The entries below should be given again exactly, minus their pictures.

**Data records:**
──────

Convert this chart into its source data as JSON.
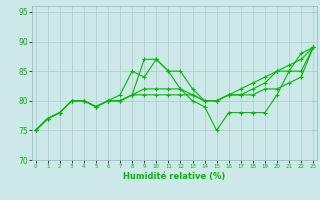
{
  "background_color": "#cce8e8",
  "grid_color": "#aacccc",
  "line_color": "#00bb00",
  "xlabel": "Humidité relative (%)",
  "ylim": [
    70,
    96
  ],
  "xlim": [
    -0.3,
    23.3
  ],
  "yticks": [
    70,
    75,
    80,
    85,
    90,
    95
  ],
  "xticks": [
    0,
    1,
    2,
    3,
    4,
    5,
    6,
    7,
    8,
    9,
    10,
    11,
    12,
    13,
    14,
    15,
    16,
    17,
    18,
    19,
    20,
    21,
    22,
    23
  ],
  "series": [
    [
      75,
      77,
      78,
      80,
      80,
      79,
      80,
      80,
      81,
      87,
      87,
      85,
      82,
      80,
      79,
      75,
      78,
      78,
      78,
      78,
      81,
      85,
      85,
      89
    ],
    [
      75,
      77,
      78,
      80,
      80,
      79,
      80,
      81,
      85,
      84,
      87,
      85,
      85,
      82,
      80,
      80,
      81,
      81,
      82,
      83,
      85,
      85,
      88,
      89
    ],
    [
      75,
      77,
      78,
      80,
      80,
      79,
      80,
      80,
      81,
      82,
      82,
      82,
      82,
      81,
      80,
      80,
      81,
      82,
      83,
      84,
      85,
      86,
      87,
      89
    ],
    [
      75,
      77,
      78,
      80,
      80,
      79,
      80,
      80,
      81,
      81,
      81,
      81,
      81,
      81,
      80,
      80,
      81,
      81,
      81,
      82,
      82,
      83,
      84,
      89
    ]
  ]
}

──────

**Response below:**
Convert this chart into its source data as JSON.
{
  "background_color": "#cce8e8",
  "grid_color": "#aacccc",
  "line_color": "#00bb00",
  "xlabel": "Humidité relative (%)",
  "ylim": [
    70,
    96
  ],
  "xlim": [
    -0.3,
    23.3
  ],
  "yticks": [
    70,
    75,
    80,
    85,
    90,
    95
  ],
  "xticks": [
    0,
    1,
    2,
    3,
    4,
    5,
    6,
    7,
    8,
    9,
    10,
    11,
    12,
    13,
    14,
    15,
    16,
    17,
    18,
    19,
    20,
    21,
    22,
    23
  ],
  "series": [
    [
      75,
      77,
      78,
      80,
      80,
      79,
      80,
      80,
      81,
      87,
      87,
      85,
      82,
      80,
      79,
      75,
      78,
      78,
      78,
      78,
      81,
      85,
      85,
      89
    ],
    [
      75,
      77,
      78,
      80,
      80,
      79,
      80,
      81,
      85,
      84,
      87,
      85,
      85,
      82,
      80,
      80,
      81,
      81,
      82,
      83,
      85,
      85,
      88,
      89
    ],
    [
      75,
      77,
      78,
      80,
      80,
      79,
      80,
      80,
      81,
      82,
      82,
      82,
      82,
      81,
      80,
      80,
      81,
      82,
      83,
      84,
      85,
      86,
      87,
      89
    ],
    [
      75,
      77,
      78,
      80,
      80,
      79,
      80,
      80,
      81,
      81,
      81,
      81,
      81,
      81,
      80,
      80,
      81,
      81,
      81,
      82,
      82,
      83,
      84,
      89
    ]
  ]
}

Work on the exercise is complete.